→ **REQUEST**
Repeat exactly the lines that run from the one containing "Serialize everything readable" to the end of the data, and leave out all others.

→ **THE RECORDS**
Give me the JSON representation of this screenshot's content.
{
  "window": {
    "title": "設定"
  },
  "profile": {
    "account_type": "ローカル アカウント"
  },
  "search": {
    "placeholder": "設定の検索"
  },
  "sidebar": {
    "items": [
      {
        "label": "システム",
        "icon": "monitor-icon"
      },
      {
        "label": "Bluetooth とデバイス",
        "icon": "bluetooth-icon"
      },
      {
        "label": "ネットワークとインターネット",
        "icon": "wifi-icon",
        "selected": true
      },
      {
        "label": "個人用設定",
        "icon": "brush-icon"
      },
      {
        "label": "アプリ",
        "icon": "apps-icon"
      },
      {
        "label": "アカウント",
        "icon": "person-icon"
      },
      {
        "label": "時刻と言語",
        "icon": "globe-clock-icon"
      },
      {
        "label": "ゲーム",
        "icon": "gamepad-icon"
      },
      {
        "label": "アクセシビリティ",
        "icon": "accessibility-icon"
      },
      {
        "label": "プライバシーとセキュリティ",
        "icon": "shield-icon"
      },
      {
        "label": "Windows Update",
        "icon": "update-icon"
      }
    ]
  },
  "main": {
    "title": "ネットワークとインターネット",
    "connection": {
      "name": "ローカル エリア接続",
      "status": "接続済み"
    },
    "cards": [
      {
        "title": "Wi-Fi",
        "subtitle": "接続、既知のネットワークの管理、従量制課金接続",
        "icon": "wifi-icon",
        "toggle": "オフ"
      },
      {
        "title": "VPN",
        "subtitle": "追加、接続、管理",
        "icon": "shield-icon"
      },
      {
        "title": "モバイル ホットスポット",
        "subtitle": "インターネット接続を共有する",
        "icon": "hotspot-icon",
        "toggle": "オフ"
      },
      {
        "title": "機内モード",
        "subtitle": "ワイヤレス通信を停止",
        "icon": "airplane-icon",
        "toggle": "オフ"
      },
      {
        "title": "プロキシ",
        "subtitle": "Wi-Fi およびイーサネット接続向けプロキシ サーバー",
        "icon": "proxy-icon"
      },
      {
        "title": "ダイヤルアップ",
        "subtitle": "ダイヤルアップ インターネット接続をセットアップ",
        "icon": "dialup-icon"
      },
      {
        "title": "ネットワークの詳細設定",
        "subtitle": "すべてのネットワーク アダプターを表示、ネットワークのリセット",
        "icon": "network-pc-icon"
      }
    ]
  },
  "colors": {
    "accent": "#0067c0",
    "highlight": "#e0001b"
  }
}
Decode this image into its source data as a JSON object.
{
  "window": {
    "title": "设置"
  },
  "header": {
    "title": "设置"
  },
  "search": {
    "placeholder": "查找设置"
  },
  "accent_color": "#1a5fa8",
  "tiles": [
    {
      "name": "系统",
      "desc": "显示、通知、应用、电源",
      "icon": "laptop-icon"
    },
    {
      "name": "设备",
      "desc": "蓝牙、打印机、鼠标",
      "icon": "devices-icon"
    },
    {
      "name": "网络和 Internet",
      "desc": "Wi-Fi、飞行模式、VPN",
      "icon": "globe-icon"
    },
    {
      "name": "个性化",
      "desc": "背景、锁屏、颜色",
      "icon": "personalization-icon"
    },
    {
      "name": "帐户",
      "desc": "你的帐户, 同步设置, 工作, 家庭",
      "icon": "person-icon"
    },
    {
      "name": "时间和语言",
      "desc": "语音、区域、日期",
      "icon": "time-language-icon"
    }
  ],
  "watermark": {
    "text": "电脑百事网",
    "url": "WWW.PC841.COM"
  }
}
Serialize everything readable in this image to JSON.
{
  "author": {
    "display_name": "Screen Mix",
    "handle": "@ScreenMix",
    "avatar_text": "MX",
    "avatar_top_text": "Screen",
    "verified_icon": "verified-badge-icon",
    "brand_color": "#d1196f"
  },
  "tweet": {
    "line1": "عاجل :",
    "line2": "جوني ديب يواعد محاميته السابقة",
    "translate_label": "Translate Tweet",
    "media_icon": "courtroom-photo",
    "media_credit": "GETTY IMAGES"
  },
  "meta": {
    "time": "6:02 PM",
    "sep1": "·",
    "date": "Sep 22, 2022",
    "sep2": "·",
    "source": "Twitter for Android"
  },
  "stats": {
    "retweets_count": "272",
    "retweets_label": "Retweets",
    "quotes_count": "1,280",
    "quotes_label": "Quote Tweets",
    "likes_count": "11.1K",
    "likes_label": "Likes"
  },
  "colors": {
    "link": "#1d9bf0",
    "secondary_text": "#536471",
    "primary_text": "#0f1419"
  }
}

→ **WORKED ANSWER**
Serialize everything readable in this image to JSON.
{
  "author": {
    "display_name": "Screen Mix",
    "handle": "@ScreenMix",
    "avatar_text": "MX",
    "avatar_top_text": "Screen",
    "verified_icon": "verified-badge-icon",
    "brand_color": "#d1196f"
  },
  "tweet": {
    "line1": "عاجل :",
    "line2": "جوني ديب يواعد محاميته السابقة",
    "translate_label": "Translate Tweet",
    "media_icon": "courtroom-photo",
    "media_credit": "GETTY IMAGES"
  },
  "meta": {
    "time": "6:02 PM",
    "sep1": "·",
    "date": "Sep 22, 2022",
    "sep2": "·",
    "source": "Twitter for Android"
  },
  "stats": {
    "retweets_count": "272",
    "retweets_label": "Retweets",
    "quotes_count": "1,280",
    "quotes_label": "Quote Tweets",
    "likes_count": "11.1K",
    "likes_label": "Likes"
  },
  "colors": {
    "link": "#1d9bf0",
    "secondary_text": "#536471",
    "primary_text": "#0f1419"
  }
}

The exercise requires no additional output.